Start of GIVEN INFORMATION

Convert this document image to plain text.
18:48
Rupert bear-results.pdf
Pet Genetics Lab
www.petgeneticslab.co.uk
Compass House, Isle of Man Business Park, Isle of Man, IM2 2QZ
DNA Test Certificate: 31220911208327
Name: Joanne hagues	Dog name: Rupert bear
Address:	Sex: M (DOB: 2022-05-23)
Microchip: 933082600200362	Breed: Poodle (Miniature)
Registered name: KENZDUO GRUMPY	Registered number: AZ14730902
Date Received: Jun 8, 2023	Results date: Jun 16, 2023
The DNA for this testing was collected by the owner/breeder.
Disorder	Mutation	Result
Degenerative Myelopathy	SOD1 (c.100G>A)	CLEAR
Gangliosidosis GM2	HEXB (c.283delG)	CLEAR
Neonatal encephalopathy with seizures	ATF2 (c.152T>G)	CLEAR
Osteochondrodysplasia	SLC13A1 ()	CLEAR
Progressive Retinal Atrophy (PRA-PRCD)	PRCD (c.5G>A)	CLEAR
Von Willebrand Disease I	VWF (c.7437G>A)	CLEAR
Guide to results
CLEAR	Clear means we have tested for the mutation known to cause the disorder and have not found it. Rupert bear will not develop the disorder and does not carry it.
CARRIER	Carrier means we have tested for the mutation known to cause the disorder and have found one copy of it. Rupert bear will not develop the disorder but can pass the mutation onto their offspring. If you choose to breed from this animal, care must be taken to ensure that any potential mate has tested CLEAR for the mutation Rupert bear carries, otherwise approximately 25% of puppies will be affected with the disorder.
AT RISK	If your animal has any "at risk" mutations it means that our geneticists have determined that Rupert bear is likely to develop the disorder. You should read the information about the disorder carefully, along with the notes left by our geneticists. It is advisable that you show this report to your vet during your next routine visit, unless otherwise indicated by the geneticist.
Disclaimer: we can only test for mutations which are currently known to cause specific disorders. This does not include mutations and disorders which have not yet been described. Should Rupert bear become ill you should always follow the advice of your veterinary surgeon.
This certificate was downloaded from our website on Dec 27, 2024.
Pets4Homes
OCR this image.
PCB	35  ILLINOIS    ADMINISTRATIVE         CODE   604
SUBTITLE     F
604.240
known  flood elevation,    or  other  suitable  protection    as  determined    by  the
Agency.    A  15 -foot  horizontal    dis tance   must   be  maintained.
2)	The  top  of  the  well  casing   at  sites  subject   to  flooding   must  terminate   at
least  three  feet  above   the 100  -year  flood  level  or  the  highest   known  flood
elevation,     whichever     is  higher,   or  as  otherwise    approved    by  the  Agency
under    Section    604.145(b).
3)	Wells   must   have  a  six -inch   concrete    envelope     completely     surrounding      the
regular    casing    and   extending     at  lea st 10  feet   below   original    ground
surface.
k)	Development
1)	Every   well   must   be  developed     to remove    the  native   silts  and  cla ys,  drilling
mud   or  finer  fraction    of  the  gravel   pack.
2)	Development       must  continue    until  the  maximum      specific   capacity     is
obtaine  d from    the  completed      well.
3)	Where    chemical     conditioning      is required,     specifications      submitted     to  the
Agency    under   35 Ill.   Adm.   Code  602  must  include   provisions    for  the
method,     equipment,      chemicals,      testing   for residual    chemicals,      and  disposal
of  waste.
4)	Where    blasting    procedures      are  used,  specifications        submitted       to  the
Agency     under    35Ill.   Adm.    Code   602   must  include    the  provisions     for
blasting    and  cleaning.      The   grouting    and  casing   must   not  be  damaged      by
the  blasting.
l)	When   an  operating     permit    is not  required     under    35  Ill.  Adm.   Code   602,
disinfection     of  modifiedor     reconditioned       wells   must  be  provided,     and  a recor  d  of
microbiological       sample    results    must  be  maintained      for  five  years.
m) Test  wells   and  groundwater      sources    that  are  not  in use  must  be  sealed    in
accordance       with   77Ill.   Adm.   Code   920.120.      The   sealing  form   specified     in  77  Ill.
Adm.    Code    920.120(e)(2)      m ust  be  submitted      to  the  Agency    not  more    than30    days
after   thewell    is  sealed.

End of GIVEN INFORMATION

SET TASK: Write out every entry again, keeping each line exactly the same.

ANSWER FOR THIS EXERCISE:
Convert this document image to plain text.
18:48
Rupert bear-results.pdf
Pet Genetics Lab
www.petgeneticslab.co.uk
Compass House, Isle of Man Business Park, Isle of Man, IM2 2QZ
DNA Test Certificate: 31220911208327
Name: Joanne hagues	Dog name: Rupert bear
Address:	Sex: M (DOB: 2022-05-23)
Microchip: 933082600200362	Breed: Poodle (Miniature)
Registered name: KENZDUO GRUMPY	Registered number: AZ14730902
Date Received: Jun 8, 2023	Results date: Jun 16, 2023
The DNA for this testing was collected by the owner/breeder.
Disorder	Mutation	Result
Degenerative Myelopathy	SOD1 (c.100G>A)	CLEAR
Gangliosidosis GM2	HEXB (c.283delG)	CLEAR
Neonatal encephalopathy with seizures	ATF2 (c.152T>G)	CLEAR
Osteochondrodysplasia	SLC13A1 ()	CLEAR
Progressive Retinal Atrophy (PRA-PRCD)	PRCD (c.5G>A)	CLEAR
Von Willebrand Disease I	VWF (c.7437G>A)	CLEAR
Guide to results
CLEAR	Clear means we have tested for the mutation known to cause the disorder and have not found it. Rupert bear will not develop the disorder and does not carry it.
CARRIER	Carrier means we have tested for the mutation known to cause the disorder and have found one copy of it. Rupert bear will not develop the disorder but can pass the mutation onto their offspring. If you choose to breed from this animal, care must be taken to ensure that any potential mate has tested CLEAR for the mutation Rupert bear carries, otherwise approximately 25% of puppies will be affected with the disorder.
AT RISK	If your animal has any "at risk" mutations it means that our geneticists have determined that Rupert bear is likely to develop the disorder. You should read the information about the disorder carefully, along with the notes left by our geneticists. It is advisable that you show this report to your vet during your next routine visit, unless otherwise indicated by the geneticist.
Disclaimer: we can only test for mutations which are currently known to cause specific disorders. This does not include mutations and disorders which have not yet been described. Should Rupert bear become ill you should always follow the advice of your veterinary surgeon.
This certificate was downloaded from our website on Dec 27, 2024.
Pets4Homes
OCR this image.
PCB	35  ILLINOIS    ADMINISTRATIVE         CODE   604
SUBTITLE     F
604.240
known  flood elevation,    or  other  suitable  protection    as  determined    by  the
Agency.    A  15 -foot  horizontal    dis tance   must   be  maintained.
2)	The  top  of  the  well  casing   at  sites  subject   to  flooding   must  terminate   at
least  three  feet  above   the 100  -year  flood  level  or  the  highest   known  flood
elevation,     whichever     is  higher,   or  as  otherwise    approved    by  the  Agency
under    Section    604.145(b).
3)	Wells   must   have  a  six -inch   concrete    envelope     completely     surrounding      the
regular    casing    and   extending     at  lea st 10  feet   below   original    ground
surface.
k)	Development
1)	Every   well   must   be  developed     to remove    the  native   silts  and  cla ys,  drilling
mud   or  finer  fraction    of  the  gravel   pack.
2)	Development       must  continue    until  the  maximum      specific   capacity     is
obtaine  d from    the  completed      well.
3)	Where    chemical     conditioning      is required,     specifications      submitted     to  the
Agency    under   35 Ill.   Adm.   Code  602  must  include   provisions    for  the
method,     equipment,      chemicals,      testing   for residual    chemicals,      and  disposal
of  waste.
4)	Where    blasting    procedures      are  used,  specifications        submitted       to  the
Agency     under    35Ill.   Adm.    Code   602   must  include    the  provisions     for
blasting    and  cleaning.      The   grouting    and  casing   must   not  be  damaged      by
the  blasting.
l)	When   an  operating     permit    is not  required     under    35  Ill.  Adm.   Code   602,
disinfection     of  modifiedor     reconditioned       wells   must  be  provided,     and  a recor  d  of
microbiological       sample    results    must  be  maintained      for  five  years.
m) Test  wells   and  groundwater      sources    that  are  not  in use  must  be  sealed    in
accordance       with   77Ill.   Adm.   Code   920.120.      The   sealing  form   specified     in  77  Ill.
Adm.    Code    920.120(e)(2)      m ust  be  submitted      to  the  Agency    not  more    than30    days
after   thewell    is  sealed.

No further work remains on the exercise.